**RECORDS FOR THE TASK**:
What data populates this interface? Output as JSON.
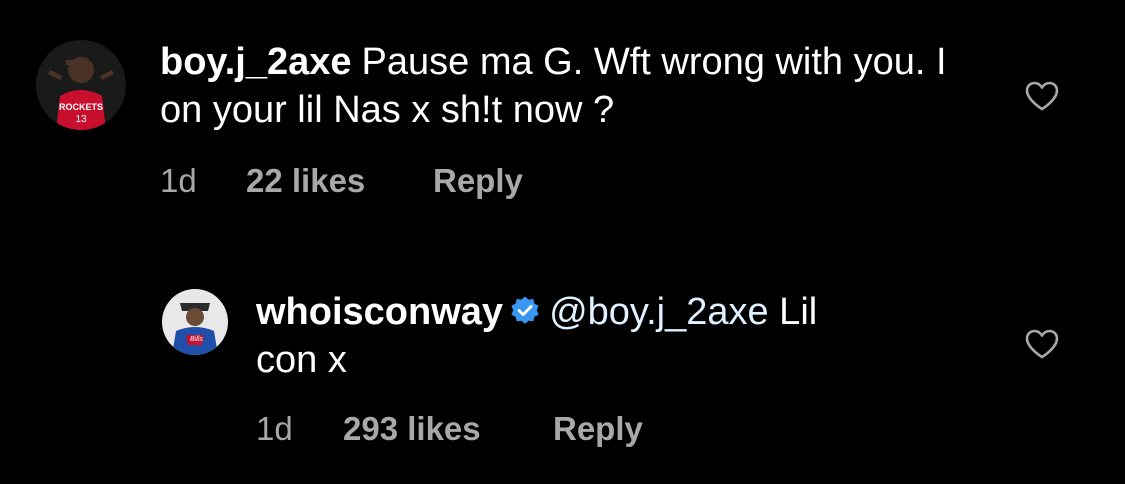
{
  "comments": [
    {
      "username": "boy.j_2axe",
      "text": "Pause ma G. Wft wrong with you. I on your lil Nas x sh!t now ?",
      "time": "1d",
      "likes": "22 likes",
      "reply_label": "Reply",
      "verified": false,
      "avatar_icon": "avatar-player-rockets-jersey"
    },
    {
      "username": "whoisconway",
      "mention": "@boy.j_2axe",
      "text_line1": " Lil",
      "text_line2": "con x",
      "time": "1d",
      "likes": "293 likes",
      "reply_label": "Reply",
      "verified": true,
      "verified_color": "#3897f0",
      "avatar_icon": "avatar-man-bills-jacket"
    }
  ],
  "colors": {
    "background": "#000000",
    "text": "#ffffff",
    "meta": "#a8a8a8",
    "mention": "#e0f1ff"
  }
}
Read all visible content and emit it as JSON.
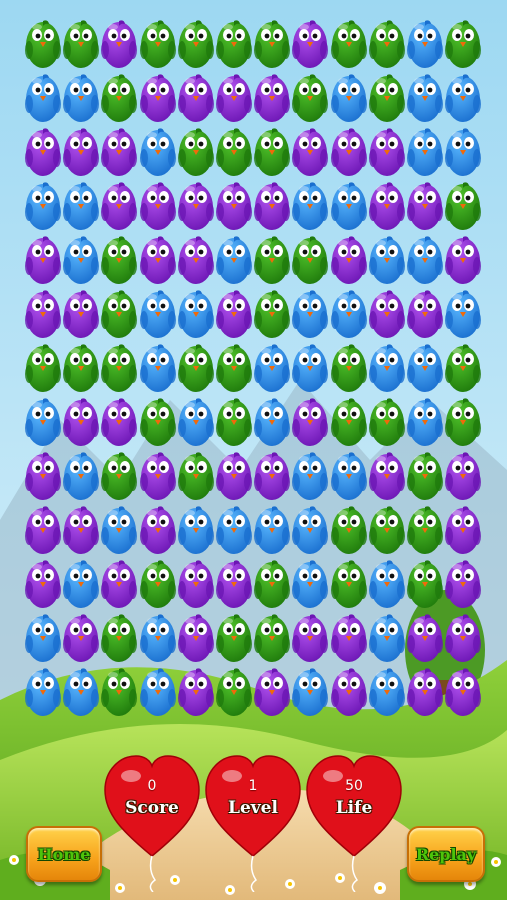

**EXERCISE**:
Images in the records should not be copied. Repeat all the rest exactly.

**ANSWER TO THE PROBLEM**:
What data populates this interface? Output as JSON.
{
  "comments": [
    {
      "username": "boy.j_2axe",
      "text": "Pause ma G. Wft wrong with you. I on your lil Nas x sh!t now ?",
      "time": "1d",
      "likes": "22 likes",
      "reply_label": "Reply",
      "verified": false,
      "avatar_icon": "avatar-player-rockets-jersey"
    },
    {
      "username": "whoisconway",
      "mention": "@boy.j_2axe",
      "text_line1": " Lil",
      "text_line2": "con x",
      "time": "1d",
      "likes": "293 likes",
      "reply_label": "Reply",
      "verified": true,
      "verified_color": "#3897f0",
      "avatar_icon": "avatar-man-bills-jacket"
    }
  ],
  "colors": {
    "background": "#000000",
    "text": "#ffffff",
    "meta": "#a8a8a8",
    "mention": "#e0f1ff"
  }
}
Read all visible content and emit it as JSON.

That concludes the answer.